_Data shown_

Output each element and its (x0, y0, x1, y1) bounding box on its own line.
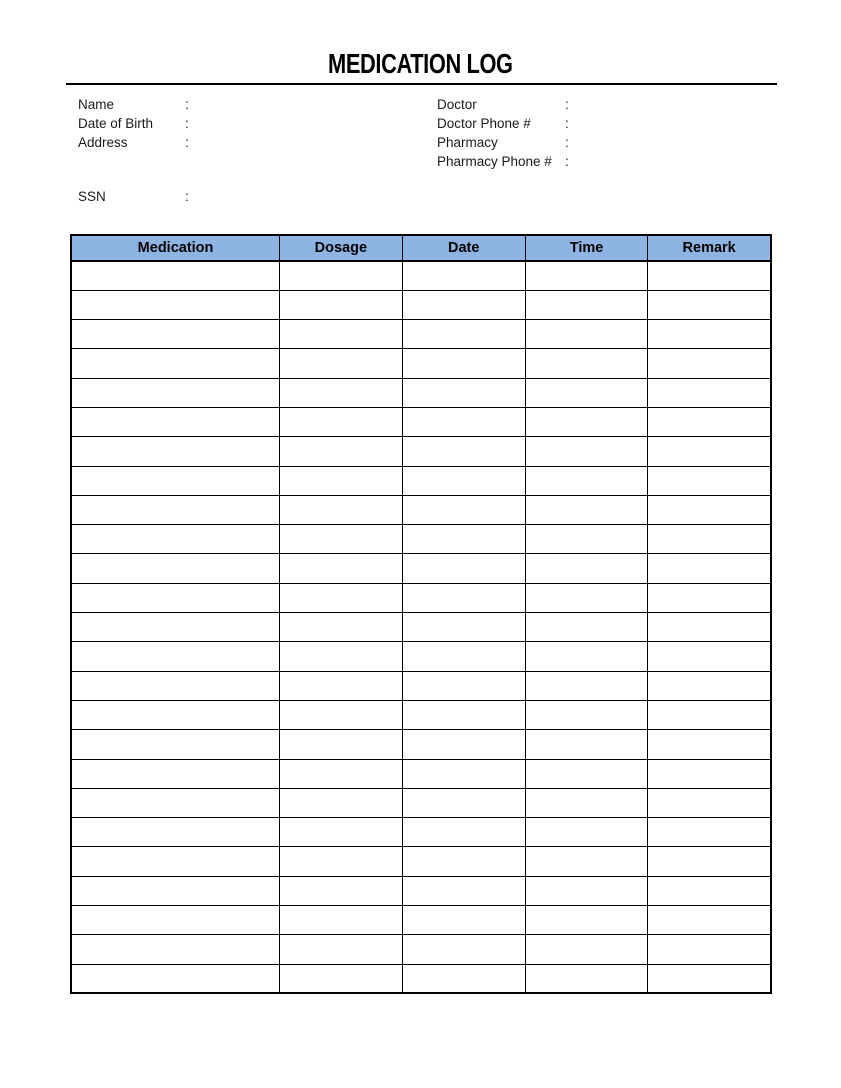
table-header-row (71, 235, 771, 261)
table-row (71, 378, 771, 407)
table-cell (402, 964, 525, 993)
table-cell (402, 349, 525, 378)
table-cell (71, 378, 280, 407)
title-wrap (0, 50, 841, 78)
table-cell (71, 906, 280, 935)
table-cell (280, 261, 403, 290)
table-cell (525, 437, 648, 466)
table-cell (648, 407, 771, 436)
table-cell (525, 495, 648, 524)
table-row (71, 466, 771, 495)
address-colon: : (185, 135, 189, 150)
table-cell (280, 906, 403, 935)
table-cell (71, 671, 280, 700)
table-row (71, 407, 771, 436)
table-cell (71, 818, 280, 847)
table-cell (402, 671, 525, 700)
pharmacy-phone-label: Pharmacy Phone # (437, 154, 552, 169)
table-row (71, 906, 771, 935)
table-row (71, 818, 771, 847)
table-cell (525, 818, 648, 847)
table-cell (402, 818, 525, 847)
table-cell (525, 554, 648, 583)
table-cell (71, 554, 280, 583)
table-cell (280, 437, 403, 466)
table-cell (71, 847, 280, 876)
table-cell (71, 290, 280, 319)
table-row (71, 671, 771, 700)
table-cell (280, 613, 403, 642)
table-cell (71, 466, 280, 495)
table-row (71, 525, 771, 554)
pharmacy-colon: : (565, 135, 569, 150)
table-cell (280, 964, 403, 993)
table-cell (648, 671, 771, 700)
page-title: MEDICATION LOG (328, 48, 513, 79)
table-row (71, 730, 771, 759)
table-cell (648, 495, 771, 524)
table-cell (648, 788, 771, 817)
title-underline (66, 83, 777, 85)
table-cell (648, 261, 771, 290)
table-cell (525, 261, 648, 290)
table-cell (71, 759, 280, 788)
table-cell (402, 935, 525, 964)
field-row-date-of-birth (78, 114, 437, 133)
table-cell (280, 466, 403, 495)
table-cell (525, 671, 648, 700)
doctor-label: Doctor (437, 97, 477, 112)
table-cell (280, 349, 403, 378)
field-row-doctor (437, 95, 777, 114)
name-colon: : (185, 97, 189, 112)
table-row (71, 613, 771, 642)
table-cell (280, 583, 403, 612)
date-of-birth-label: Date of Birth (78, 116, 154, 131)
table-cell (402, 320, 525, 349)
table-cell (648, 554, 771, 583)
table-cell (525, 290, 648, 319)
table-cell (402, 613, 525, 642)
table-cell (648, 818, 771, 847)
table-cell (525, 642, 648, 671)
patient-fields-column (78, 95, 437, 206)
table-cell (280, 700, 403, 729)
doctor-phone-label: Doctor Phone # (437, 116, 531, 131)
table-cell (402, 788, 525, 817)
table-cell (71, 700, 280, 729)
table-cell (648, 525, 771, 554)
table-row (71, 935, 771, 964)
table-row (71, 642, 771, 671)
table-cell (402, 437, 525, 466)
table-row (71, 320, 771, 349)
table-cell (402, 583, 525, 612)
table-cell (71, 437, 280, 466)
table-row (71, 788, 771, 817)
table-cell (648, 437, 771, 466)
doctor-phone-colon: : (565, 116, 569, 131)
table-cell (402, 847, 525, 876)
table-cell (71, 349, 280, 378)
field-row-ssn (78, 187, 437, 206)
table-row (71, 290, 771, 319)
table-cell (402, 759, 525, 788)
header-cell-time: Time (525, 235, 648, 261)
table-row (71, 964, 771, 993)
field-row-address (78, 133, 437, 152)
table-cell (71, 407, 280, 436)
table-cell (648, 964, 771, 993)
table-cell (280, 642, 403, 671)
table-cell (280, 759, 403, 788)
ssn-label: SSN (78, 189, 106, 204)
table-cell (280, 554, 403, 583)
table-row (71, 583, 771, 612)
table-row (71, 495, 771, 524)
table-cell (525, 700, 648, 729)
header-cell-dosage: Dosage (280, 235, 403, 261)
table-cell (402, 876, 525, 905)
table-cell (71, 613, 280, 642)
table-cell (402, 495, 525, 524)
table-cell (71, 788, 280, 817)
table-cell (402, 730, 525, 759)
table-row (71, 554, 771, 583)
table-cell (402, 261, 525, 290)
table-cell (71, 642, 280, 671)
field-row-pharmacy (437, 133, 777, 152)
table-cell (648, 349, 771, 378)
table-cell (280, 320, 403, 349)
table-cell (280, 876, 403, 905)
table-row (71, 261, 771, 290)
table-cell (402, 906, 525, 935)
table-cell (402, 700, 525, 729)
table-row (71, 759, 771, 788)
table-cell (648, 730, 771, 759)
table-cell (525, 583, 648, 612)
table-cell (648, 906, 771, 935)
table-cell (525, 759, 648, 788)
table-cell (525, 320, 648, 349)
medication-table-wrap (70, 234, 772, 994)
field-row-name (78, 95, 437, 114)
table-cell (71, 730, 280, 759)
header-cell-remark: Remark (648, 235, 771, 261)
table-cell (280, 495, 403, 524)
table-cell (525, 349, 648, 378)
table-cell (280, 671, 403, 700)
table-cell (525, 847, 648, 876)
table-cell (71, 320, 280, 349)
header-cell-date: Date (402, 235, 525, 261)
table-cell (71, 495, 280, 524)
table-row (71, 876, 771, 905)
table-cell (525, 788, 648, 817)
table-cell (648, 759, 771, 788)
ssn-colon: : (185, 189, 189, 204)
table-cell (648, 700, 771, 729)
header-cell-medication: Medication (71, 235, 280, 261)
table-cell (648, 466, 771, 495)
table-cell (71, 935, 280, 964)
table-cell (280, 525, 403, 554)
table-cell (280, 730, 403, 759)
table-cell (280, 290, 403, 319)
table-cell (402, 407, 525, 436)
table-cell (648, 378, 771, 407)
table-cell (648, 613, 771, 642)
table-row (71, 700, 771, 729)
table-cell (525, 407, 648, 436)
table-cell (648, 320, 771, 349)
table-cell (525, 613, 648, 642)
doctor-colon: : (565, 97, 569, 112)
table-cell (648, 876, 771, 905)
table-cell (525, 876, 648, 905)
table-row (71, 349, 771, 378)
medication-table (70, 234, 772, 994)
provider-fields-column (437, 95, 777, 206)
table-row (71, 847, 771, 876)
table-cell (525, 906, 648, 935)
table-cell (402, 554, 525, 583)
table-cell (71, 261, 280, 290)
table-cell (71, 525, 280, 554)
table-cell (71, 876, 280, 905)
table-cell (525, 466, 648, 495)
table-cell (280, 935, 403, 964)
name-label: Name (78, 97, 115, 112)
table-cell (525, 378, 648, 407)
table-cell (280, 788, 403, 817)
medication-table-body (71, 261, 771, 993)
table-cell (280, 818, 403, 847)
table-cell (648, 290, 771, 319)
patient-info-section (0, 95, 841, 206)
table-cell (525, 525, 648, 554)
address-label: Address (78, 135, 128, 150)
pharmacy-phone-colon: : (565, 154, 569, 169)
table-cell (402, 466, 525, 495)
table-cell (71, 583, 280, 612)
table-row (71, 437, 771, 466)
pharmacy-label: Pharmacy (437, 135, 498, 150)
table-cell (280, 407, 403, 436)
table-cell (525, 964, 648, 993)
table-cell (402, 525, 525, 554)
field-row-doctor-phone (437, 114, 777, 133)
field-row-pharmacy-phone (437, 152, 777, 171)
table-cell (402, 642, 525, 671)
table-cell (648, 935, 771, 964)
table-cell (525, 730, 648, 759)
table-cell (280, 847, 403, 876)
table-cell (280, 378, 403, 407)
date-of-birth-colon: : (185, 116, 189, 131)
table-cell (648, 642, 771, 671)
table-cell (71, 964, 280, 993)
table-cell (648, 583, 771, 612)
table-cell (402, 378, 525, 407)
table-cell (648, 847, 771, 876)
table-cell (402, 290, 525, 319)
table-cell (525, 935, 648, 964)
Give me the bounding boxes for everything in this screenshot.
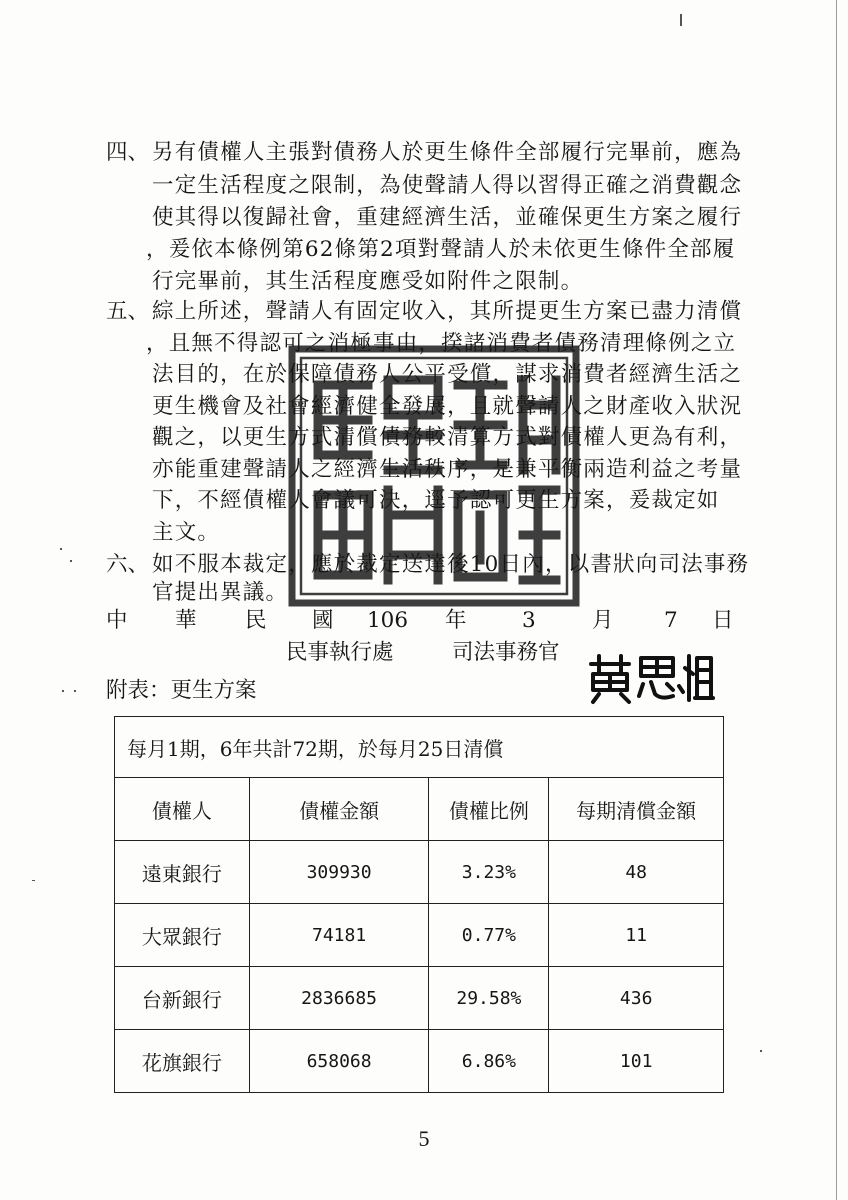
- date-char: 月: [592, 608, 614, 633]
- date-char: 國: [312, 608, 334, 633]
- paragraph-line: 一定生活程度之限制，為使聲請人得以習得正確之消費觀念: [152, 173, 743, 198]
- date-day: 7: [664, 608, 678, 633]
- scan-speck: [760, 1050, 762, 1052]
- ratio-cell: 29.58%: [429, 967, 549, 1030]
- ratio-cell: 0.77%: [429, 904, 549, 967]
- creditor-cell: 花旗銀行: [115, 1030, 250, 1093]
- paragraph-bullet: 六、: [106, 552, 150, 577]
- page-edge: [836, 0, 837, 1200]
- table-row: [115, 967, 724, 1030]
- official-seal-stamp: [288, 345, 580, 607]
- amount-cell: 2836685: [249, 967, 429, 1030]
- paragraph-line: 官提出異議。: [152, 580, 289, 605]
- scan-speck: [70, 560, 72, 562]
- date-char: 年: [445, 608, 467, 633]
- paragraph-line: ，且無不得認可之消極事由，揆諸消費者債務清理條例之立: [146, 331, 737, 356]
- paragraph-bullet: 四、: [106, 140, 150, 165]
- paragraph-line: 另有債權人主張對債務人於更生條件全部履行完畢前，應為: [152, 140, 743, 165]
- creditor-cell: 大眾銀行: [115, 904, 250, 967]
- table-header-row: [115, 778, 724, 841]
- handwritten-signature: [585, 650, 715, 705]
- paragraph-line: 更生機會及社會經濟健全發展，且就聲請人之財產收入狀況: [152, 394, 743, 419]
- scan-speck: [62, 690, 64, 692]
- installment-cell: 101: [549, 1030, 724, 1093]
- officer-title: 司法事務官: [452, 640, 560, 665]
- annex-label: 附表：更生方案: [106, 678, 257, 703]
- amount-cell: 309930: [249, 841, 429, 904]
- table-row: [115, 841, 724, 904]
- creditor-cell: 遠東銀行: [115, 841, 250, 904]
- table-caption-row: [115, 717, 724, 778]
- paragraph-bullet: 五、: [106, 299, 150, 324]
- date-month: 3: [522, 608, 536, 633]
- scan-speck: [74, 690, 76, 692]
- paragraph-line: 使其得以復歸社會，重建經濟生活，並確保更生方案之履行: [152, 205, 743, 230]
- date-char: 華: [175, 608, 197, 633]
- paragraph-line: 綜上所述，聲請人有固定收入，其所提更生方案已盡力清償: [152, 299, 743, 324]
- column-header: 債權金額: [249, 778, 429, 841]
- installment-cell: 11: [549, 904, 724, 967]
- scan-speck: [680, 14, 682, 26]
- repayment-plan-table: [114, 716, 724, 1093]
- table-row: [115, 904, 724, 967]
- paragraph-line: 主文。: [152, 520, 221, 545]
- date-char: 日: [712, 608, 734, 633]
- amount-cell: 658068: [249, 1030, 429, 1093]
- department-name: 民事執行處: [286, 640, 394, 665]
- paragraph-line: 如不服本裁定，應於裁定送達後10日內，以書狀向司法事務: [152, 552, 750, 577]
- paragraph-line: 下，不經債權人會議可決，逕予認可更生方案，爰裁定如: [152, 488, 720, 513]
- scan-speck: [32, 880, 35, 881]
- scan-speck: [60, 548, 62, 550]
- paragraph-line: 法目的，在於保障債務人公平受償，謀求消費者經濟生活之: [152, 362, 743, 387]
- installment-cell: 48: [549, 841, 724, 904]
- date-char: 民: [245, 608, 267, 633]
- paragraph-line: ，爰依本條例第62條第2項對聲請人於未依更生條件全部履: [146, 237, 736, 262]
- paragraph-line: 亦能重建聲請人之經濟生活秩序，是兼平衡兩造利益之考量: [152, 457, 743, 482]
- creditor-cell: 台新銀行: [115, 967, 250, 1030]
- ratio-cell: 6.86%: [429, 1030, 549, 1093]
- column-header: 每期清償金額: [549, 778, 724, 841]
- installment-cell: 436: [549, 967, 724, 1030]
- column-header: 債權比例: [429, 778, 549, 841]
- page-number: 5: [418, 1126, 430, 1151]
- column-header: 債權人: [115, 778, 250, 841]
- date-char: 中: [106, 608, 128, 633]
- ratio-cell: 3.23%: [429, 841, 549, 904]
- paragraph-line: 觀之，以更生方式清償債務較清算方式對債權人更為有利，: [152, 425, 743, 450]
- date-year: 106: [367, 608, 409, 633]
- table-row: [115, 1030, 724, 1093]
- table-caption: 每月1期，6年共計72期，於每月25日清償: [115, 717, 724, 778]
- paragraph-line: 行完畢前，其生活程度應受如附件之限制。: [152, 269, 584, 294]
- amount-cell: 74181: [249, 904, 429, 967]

_Exercise description_
Rewrite the rows between the line holding "- date-char: 月: [592, 608, 614, 633]" and the line holding "- amount-cell: 2836685: [249, 967, 429, 1030]", inclusive, substituting "share-cell" for every "ratio-cell" and changing nothing else. Return only those lines.

_Exercise solution_
- date-char: 月: [592, 608, 614, 633]
- date-char: 國: [312, 608, 334, 633]
- paragraph-line: 一定生活程度之限制，為使聲請人得以習得正確之消費觀念: [152, 173, 743, 198]
- date-day: 7: [664, 608, 678, 633]
- scan-speck: [760, 1050, 762, 1052]
- share-cell: 29.58%: [429, 967, 549, 1030]
- share-cell: 0.77%: [429, 904, 549, 967]
- creditor-cell: 花旗銀行: [115, 1030, 250, 1093]
- paragraph-bullet: 六、: [106, 552, 150, 577]
- page-edge: [836, 0, 837, 1200]
- table-row: [115, 967, 724, 1030]
- official-seal-stamp: [288, 345, 580, 607]
- amount-cell: 2836685: [249, 967, 429, 1030]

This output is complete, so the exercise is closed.